Collected data entries
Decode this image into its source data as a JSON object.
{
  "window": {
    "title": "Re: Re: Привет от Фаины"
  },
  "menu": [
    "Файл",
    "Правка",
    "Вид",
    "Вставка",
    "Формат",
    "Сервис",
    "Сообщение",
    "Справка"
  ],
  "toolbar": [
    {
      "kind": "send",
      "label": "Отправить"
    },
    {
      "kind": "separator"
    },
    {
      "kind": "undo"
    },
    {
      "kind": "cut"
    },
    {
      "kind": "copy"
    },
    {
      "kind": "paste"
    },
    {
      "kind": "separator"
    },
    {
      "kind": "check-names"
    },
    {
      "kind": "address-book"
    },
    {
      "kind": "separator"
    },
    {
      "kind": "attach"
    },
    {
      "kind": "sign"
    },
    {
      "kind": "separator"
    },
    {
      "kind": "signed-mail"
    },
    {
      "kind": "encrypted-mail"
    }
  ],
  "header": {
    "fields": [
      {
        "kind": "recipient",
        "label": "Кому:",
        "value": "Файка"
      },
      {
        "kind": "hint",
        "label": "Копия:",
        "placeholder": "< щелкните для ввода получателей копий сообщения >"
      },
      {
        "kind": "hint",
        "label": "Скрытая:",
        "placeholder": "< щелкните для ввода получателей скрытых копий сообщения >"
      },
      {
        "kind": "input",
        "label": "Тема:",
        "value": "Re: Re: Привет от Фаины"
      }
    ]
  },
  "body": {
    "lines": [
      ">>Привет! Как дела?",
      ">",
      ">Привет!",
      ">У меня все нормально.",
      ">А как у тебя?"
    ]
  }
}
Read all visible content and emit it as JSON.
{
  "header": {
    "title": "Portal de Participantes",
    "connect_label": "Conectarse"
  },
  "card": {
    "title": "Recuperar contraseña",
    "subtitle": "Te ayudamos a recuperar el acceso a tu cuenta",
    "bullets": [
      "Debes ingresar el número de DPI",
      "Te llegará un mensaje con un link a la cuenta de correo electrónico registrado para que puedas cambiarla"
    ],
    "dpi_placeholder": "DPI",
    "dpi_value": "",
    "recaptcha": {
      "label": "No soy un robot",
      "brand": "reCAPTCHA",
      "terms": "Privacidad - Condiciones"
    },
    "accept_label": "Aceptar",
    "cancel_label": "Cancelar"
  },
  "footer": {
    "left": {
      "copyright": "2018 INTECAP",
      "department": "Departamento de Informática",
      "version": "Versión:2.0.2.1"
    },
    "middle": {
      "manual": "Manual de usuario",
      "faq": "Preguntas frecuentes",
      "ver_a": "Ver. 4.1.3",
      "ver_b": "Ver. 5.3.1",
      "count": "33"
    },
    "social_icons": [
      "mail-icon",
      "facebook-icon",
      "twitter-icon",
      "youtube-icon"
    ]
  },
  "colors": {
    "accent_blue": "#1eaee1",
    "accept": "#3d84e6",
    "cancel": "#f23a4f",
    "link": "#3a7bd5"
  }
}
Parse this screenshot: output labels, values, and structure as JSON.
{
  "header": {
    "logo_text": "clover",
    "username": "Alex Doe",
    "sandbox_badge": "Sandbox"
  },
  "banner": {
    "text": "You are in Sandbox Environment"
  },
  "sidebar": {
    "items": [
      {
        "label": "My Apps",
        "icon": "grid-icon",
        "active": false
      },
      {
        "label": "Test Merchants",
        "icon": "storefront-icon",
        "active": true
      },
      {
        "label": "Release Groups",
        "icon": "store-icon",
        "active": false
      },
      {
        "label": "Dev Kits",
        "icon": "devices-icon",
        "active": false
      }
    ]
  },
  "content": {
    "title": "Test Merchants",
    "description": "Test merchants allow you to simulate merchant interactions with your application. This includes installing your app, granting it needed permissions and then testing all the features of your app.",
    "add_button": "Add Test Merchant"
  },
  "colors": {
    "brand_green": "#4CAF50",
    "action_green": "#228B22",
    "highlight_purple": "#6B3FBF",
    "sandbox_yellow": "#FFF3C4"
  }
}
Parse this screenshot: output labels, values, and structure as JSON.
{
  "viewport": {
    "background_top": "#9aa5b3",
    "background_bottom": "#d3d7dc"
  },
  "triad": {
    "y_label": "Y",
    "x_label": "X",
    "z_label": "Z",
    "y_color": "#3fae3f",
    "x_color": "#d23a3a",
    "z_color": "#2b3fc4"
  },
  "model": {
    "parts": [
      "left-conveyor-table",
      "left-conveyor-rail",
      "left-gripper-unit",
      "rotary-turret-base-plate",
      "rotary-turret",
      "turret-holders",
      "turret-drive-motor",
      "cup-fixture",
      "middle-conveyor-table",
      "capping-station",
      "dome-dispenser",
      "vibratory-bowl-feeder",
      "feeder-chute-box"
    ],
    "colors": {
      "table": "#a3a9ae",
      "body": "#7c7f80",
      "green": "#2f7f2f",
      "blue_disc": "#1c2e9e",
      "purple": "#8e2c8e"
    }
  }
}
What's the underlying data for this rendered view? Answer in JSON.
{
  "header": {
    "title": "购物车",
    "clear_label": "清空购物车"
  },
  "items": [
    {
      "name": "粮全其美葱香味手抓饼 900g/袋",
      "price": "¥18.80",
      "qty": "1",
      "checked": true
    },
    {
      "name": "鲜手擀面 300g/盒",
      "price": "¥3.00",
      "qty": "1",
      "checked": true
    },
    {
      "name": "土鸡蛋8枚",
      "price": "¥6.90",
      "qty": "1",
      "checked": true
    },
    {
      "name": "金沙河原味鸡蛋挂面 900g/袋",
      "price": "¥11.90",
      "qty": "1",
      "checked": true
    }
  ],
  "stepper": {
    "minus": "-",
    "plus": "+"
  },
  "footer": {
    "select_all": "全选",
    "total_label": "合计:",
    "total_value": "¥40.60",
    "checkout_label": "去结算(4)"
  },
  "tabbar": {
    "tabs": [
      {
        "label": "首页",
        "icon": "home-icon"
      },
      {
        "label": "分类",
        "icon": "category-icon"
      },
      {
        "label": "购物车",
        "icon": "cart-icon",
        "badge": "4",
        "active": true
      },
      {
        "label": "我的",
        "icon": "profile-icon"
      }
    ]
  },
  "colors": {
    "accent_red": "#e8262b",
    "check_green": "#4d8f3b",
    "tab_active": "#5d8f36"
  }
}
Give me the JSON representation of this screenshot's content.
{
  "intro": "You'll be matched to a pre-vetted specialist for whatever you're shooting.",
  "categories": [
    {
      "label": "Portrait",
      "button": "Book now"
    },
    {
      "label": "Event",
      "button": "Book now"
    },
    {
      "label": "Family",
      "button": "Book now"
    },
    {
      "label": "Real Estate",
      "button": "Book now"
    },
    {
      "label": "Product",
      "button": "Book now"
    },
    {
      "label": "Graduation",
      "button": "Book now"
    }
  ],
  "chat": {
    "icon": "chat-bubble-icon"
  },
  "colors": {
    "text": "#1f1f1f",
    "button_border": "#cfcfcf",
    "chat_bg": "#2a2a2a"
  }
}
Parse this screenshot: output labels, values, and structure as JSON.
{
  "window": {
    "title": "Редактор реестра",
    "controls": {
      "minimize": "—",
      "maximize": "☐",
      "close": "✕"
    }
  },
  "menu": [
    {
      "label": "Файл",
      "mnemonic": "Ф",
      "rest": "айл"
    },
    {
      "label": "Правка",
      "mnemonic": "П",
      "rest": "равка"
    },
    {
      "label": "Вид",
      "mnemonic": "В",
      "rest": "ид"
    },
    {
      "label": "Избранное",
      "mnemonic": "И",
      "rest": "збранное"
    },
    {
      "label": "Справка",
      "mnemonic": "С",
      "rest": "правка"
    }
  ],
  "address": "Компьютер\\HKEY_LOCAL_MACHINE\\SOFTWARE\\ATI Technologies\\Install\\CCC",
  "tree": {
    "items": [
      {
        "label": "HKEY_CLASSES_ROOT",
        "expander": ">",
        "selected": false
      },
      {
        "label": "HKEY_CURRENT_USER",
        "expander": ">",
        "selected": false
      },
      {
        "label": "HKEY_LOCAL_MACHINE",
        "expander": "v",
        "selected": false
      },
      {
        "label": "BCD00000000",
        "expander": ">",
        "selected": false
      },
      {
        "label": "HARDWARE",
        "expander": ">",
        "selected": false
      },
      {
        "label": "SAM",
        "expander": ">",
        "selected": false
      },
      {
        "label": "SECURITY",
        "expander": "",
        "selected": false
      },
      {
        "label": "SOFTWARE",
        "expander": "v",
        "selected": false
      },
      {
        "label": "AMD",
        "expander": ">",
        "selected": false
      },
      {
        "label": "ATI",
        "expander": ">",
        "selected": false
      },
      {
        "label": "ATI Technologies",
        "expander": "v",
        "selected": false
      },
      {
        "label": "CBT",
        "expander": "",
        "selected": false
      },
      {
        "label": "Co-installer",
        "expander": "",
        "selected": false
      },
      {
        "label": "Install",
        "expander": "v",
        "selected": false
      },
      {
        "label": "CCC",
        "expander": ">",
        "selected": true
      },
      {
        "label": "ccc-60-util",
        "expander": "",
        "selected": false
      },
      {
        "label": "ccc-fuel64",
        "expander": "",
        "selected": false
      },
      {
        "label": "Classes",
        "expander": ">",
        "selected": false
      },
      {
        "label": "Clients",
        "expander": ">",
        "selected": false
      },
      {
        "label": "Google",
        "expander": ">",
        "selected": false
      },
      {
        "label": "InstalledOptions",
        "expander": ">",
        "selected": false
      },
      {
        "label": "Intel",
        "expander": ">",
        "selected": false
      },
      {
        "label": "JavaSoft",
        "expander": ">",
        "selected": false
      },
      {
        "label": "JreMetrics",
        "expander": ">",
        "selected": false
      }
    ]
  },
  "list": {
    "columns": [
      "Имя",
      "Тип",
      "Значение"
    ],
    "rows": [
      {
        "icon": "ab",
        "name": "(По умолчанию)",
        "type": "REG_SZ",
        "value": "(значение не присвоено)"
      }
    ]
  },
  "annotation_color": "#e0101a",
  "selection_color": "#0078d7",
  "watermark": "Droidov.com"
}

* [GOAL] Working from the listing above, pick out every line that has "feeder" and copy it.

* [TASK SOLUTION]
      "vibratory-bowl-feeder",
      "feeder-chute-box"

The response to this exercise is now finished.